BEREITGESTELLTER AUSZUG:
Zeit am Schirm

TV-Kolumne

Medien | Matthias Dusini | aus FALTER 30/13 vom 24.07.2013

Der Vorspann ist so etwas wie die Monstranz einer TV-Serie, vor der sich der Gläubige andächtig niederkniet. Grafisch verfremdete Bilder von Organen, begleitet von dem hypnotischen Massive-Attack-Sound blockieren in "Dr. House" Assoziationen zu anderen Arztserien wie der "Schwarzwaldklinik". Nucky Thompson, der Obergauner von "Boardwalk Empire", steht in schwarzweißen Lederschuhen am Meer, als die Fluten hunderte geschmuggelter Whiskeyflaschen an Land spülen: Die Kriminalität wird zum Naturereignis.

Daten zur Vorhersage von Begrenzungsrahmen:
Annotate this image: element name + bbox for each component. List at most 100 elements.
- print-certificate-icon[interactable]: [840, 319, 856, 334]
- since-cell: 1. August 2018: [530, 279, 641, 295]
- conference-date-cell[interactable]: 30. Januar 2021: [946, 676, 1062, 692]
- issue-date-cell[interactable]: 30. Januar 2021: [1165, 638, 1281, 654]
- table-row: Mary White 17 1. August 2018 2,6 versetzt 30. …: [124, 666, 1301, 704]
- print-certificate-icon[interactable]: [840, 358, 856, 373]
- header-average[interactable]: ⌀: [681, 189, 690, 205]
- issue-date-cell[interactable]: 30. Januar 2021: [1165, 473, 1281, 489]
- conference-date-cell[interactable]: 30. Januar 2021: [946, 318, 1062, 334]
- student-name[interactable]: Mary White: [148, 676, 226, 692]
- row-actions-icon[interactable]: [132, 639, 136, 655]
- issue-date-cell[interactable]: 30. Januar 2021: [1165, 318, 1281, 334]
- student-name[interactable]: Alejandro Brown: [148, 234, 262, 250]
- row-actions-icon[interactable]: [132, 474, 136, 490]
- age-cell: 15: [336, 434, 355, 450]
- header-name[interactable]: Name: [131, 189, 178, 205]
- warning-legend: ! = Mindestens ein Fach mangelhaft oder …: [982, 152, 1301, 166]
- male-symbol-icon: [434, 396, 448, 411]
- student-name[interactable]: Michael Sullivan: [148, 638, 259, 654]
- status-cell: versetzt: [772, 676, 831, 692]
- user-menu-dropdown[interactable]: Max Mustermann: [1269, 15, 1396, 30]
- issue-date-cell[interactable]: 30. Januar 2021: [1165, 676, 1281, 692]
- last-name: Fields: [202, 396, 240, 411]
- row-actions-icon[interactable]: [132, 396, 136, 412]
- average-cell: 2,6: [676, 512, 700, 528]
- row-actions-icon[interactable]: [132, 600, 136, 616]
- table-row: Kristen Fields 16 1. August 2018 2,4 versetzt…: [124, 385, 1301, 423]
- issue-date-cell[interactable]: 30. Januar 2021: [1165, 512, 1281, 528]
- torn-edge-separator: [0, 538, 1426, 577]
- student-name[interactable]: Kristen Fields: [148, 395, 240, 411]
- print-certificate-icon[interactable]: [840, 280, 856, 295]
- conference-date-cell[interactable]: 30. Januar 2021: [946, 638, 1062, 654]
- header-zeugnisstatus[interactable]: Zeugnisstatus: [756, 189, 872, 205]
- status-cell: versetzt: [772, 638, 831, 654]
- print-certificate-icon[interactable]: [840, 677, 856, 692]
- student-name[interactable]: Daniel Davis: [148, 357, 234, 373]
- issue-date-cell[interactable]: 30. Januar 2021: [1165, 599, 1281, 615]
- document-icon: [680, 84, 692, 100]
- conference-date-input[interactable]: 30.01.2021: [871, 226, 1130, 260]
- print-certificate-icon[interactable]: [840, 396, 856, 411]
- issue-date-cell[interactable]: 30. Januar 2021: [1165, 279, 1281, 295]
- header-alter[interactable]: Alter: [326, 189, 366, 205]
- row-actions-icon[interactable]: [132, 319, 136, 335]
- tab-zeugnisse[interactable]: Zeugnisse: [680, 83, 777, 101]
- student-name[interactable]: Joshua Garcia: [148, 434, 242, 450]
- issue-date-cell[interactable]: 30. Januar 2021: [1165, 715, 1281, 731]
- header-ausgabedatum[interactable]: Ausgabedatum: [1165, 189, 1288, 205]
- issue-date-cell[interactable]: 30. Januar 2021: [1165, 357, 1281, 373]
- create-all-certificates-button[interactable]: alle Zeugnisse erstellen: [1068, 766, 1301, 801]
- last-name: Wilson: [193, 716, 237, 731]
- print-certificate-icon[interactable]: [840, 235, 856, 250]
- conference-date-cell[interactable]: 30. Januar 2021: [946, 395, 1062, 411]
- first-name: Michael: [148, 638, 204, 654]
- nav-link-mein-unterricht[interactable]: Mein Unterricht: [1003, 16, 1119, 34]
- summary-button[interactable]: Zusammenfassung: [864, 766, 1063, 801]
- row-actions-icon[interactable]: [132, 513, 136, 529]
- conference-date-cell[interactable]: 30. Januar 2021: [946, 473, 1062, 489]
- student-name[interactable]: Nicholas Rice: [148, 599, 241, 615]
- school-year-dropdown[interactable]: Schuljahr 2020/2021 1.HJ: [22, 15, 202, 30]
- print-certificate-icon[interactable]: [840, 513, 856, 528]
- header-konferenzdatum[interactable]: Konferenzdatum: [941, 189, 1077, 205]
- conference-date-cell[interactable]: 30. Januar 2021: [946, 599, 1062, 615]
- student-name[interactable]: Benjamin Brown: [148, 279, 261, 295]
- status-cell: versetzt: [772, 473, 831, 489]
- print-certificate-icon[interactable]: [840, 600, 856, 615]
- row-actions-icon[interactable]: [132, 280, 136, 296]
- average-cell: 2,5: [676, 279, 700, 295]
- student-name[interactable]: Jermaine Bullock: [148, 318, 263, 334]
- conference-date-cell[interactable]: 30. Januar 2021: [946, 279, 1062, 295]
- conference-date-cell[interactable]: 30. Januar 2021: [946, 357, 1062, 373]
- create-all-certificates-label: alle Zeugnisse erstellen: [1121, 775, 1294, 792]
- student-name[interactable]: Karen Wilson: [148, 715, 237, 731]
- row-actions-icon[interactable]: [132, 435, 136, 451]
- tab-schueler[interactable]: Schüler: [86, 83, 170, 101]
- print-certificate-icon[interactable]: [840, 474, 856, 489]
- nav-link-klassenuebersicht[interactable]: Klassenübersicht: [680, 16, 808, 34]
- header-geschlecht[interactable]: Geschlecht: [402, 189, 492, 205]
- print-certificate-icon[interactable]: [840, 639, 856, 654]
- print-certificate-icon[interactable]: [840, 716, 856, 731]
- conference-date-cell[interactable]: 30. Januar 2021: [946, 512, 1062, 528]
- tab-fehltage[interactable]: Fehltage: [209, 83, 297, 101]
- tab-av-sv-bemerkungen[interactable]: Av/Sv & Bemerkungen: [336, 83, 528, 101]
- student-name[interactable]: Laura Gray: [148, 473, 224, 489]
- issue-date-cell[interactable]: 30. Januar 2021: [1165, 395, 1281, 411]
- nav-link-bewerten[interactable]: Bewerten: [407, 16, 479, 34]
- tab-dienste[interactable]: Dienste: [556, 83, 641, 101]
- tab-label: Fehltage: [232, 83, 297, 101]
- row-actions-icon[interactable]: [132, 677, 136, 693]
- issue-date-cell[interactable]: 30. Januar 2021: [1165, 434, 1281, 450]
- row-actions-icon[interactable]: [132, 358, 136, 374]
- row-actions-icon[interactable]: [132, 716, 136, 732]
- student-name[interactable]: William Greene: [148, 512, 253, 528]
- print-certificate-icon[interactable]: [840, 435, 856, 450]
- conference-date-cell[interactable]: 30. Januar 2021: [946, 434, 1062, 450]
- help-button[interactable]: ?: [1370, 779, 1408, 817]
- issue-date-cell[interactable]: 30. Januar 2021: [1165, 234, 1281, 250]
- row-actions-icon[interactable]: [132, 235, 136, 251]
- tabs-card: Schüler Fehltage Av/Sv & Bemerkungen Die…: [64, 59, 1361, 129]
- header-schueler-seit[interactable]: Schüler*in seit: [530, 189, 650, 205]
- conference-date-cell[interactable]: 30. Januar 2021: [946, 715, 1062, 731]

AUFGABEN:
1) Stimmen die folgenden Aussagen mit der TV-Kolumne überein? Beantworte jede mit Ja oder Nein und zitiere wörtlich die entscheidenden Worte der Kolumne.
(a) Der Vorspann von "Dr. House" wird von Musik von Massive Attack begleitet.
(b) Nucky Thompson trägt im Vorspann braune Stiefel.
(c) Die Fluten spülen geschmuggelte Whiskeyflaschen an Land.
2) Führe die TV-Kolumne über die Vorspanne von Fernsehserien nach ihrem letzten Satz weiter.
Die Einträge sind eigenständiges Material.

ANTWORTEN JE AUFGABE:
1)
(a) Ja: "begleitet von dem hypnotischen Massive-Attack-Sound"
(b) Nein: "steht in schwarzweißen Lederschuhen am Meer"
(c) Ja: "als die Fluten hunderte geschmuggelter Whiskeyflaschen an Land spülen"

2)
Wie viele Menschen hätten sich wohl in das ereignislose Leben einer Werbeagentur hineinziehen lassen, wenn "Mad Men" nicht mit einer Hommage an das modernistische Grafikdesign von Saul Bass beginnen würde? Ein zum Schatten stilisierter Geschäftsmann fällt aus einem Hochhaus, vorbei an den Bildern einer Strumpfwerbung. "Glaubst du an mich?", ist die codierte Frage von TV-Vorspännen. Wenn ja, kann die Messfeier beginnen.